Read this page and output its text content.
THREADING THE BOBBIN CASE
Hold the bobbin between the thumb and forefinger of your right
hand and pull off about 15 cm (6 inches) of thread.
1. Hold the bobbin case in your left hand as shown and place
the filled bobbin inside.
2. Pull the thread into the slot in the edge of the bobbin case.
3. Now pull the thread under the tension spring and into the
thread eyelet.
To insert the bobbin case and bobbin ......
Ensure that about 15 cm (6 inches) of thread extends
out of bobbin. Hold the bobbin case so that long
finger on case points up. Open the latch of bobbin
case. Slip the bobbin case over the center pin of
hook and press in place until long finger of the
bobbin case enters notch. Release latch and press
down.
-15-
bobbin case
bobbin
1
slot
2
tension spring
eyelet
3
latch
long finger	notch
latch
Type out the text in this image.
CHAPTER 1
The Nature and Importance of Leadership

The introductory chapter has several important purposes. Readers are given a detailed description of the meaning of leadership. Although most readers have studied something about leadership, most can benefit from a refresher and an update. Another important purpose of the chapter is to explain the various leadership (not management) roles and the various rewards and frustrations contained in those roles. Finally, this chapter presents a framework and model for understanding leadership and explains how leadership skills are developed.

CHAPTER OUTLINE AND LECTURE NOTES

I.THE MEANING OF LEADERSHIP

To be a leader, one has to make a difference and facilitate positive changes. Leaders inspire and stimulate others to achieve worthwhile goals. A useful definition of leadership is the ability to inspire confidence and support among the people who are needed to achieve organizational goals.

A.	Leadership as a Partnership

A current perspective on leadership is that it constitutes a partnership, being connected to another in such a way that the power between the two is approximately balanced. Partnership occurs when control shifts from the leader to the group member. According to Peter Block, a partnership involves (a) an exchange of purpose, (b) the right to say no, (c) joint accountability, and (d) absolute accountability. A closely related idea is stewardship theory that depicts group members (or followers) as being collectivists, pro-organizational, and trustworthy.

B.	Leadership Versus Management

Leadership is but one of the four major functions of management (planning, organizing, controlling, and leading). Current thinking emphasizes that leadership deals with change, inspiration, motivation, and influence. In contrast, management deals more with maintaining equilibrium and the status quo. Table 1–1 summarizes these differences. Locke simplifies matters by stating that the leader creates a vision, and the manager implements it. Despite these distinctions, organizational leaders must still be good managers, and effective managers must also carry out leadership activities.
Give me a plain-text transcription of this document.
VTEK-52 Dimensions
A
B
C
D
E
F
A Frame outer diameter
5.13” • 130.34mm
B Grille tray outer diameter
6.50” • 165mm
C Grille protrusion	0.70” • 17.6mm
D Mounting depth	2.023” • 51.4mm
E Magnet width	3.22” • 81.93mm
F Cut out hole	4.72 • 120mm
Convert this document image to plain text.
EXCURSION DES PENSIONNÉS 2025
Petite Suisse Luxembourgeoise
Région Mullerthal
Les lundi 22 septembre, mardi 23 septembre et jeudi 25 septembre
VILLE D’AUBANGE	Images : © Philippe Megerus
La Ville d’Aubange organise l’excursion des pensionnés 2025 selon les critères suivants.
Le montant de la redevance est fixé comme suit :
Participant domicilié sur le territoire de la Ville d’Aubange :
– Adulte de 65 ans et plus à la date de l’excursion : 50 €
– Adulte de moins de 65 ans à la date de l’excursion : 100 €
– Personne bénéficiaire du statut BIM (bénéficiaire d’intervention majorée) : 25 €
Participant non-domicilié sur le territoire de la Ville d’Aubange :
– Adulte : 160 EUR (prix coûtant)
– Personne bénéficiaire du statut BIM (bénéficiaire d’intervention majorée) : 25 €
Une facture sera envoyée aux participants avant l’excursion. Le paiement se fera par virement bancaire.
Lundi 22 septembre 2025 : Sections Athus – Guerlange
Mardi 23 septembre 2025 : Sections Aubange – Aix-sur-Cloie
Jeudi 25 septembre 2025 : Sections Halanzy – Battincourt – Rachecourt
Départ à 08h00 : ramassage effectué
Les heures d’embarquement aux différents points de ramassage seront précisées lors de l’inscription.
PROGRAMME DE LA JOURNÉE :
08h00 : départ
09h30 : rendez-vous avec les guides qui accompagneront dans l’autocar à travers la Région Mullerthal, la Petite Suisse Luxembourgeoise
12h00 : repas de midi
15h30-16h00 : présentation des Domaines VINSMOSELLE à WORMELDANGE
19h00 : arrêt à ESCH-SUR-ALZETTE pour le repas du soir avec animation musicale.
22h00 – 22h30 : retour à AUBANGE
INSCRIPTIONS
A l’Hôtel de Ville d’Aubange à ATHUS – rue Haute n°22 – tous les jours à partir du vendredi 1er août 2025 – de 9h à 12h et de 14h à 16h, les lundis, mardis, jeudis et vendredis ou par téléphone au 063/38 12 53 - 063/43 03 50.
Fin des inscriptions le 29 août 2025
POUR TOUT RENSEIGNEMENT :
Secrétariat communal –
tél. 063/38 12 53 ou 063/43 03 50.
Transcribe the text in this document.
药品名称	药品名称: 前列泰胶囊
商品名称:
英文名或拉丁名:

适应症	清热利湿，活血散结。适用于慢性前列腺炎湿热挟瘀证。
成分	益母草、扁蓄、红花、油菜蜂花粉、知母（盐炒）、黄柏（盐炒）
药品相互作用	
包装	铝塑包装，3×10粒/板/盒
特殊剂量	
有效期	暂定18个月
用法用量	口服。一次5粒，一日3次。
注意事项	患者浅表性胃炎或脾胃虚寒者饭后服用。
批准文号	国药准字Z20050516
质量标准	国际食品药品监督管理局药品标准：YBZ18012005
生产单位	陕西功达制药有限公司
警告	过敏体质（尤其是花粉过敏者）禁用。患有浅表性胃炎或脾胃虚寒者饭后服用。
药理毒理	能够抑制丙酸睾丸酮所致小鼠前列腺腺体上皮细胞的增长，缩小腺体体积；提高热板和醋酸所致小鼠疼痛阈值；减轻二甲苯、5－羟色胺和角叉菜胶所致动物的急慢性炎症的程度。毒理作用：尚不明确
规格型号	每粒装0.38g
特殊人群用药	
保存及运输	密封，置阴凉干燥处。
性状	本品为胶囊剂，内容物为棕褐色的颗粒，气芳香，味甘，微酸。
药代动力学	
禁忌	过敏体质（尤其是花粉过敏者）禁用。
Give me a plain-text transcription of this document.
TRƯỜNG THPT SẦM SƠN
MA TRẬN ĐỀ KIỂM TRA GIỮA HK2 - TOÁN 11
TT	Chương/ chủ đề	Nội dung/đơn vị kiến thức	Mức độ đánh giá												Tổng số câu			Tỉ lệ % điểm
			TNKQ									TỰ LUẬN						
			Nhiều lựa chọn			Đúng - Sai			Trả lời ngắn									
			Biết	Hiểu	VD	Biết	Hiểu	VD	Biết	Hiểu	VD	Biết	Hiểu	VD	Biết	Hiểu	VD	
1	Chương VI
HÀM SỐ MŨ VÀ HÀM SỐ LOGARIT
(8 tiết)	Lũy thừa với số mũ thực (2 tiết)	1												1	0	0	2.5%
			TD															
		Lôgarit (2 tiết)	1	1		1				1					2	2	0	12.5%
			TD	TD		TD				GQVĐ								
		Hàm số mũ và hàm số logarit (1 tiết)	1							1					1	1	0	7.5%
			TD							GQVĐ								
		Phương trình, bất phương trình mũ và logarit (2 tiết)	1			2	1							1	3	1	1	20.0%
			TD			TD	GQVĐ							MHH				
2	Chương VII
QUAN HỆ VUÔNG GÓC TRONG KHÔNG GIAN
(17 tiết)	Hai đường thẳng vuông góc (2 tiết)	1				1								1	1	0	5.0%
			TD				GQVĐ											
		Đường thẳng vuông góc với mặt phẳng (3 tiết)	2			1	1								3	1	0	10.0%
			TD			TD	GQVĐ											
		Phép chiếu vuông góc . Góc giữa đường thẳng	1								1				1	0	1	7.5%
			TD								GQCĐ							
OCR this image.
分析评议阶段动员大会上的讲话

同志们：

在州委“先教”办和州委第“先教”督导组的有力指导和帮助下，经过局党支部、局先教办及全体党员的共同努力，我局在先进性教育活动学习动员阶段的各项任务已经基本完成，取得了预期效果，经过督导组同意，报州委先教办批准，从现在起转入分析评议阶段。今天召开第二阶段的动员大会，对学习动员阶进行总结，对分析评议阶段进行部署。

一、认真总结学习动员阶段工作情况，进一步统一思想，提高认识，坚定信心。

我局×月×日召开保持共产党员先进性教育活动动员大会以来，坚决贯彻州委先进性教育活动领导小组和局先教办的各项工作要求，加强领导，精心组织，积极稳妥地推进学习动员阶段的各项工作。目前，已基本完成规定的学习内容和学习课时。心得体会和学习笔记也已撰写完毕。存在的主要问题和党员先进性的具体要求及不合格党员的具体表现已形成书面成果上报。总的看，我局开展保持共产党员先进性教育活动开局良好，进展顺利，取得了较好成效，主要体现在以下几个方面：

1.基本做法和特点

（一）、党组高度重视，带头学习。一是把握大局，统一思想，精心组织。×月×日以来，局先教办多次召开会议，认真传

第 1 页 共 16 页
------------
● Exercise goal:
Copy all lines from the material that contain "Grille".

● Result of this exercise:
B Grille tray outer diameter
C Grille protrusion	0.70” • 17.6mm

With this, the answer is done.